* [What this task involves] Repeat each entry in full, exactly.

* [Supplied records]

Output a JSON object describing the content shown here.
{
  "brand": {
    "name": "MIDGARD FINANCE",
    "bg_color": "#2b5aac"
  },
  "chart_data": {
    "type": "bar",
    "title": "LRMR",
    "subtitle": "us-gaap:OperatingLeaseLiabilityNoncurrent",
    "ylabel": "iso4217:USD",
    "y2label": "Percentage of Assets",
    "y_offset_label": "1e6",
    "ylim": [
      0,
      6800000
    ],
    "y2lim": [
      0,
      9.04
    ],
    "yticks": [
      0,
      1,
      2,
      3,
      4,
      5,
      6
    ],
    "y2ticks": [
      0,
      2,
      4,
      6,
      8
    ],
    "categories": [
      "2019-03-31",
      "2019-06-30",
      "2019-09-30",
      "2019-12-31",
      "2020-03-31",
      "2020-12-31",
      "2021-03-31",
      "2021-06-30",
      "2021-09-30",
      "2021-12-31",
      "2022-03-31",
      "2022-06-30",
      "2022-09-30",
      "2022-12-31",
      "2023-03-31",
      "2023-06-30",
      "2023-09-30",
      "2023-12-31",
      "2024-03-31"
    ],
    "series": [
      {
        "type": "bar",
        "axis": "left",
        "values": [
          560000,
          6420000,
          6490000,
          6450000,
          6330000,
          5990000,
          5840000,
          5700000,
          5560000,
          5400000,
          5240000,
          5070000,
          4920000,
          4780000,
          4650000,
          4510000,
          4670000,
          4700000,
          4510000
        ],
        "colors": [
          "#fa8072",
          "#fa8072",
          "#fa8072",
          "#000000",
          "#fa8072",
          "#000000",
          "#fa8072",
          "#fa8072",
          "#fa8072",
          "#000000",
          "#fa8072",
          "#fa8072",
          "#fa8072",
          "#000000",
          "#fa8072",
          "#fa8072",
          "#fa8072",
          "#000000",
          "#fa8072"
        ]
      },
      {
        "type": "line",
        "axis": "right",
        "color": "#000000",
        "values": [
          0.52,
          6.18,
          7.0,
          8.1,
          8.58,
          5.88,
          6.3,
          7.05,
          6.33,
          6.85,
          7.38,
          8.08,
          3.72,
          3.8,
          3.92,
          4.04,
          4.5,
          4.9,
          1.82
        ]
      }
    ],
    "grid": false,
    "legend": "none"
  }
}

* [Task solution]
Output a JSON object describing the content shown here.
{
  "brand": {
    "name": "MIDGARD FINANCE",
    "bg_color": "#2b5aac"
  },
  "chart_data": {
    "type": "bar",
    "title": "LRMR",
    "subtitle": "us-gaap:OperatingLeaseLiabilityNoncurrent",
    "ylabel": "iso4217:USD",
    "y2label": "Percentage of Assets",
    "y_offset_label": "1e6",
    "ylim": [
      0,
      6800000
    ],
    "y2lim": [
      0,
      9.04
    ],
    "yticks": [
      0,
      1,
      2,
      3,
      4,
      5,
      6
    ],
    "y2ticks": [
      0,
      2,
      4,
      6,
      8
    ],
    "categories": [
      "2019-03-31",
      "2019-06-30",
      "2019-09-30",
      "2019-12-31",
      "2020-03-31",
      "2020-12-31",
      "2021-03-31",
      "2021-06-30",
      "2021-09-30",
      "2021-12-31",
      "2022-03-31",
      "2022-06-30",
      "2022-09-30",
      "2022-12-31",
      "2023-03-31",
      "2023-06-30",
      "2023-09-30",
      "2023-12-31",
      "2024-03-31"
    ],
    "series": [
      {
        "type": "bar",
        "axis": "left",
        "values": [
          560000,
          6420000,
          6490000,
          6450000,
          6330000,
          5990000,
          5840000,
          5700000,
          5560000,
          5400000,
          5240000,
          5070000,
          4920000,
          4780000,
          4650000,
          4510000,
          4670000,
          4700000,
          4510000
        ],
        "colors": [
          "#fa8072",
          "#fa8072",
          "#fa8072",
          "#000000",
          "#fa8072",
          "#000000",
          "#fa8072",
          "#fa8072",
          "#fa8072",
          "#000000",
          "#fa8072",
          "#fa8072",
          "#fa8072",
          "#000000",
          "#fa8072",
          "#fa8072",
          "#fa8072",
          "#000000",
          "#fa8072"
        ]
      },
      {
        "type": "line",
        "axis": "right",
        "color": "#000000",
        "values": [
          0.52,
          6.18,
          7.0,
          8.1,
          8.58,
          5.88,
          6.3,
          7.05,
          6.33,
          6.85,
          7.38,
          8.08,
          3.72,
          3.8,
          3.92,
          4.04,
          4.5,
          4.9,
          1.82
        ]
      }
    ],
    "grid": false,
    "legend": "none"
  }
}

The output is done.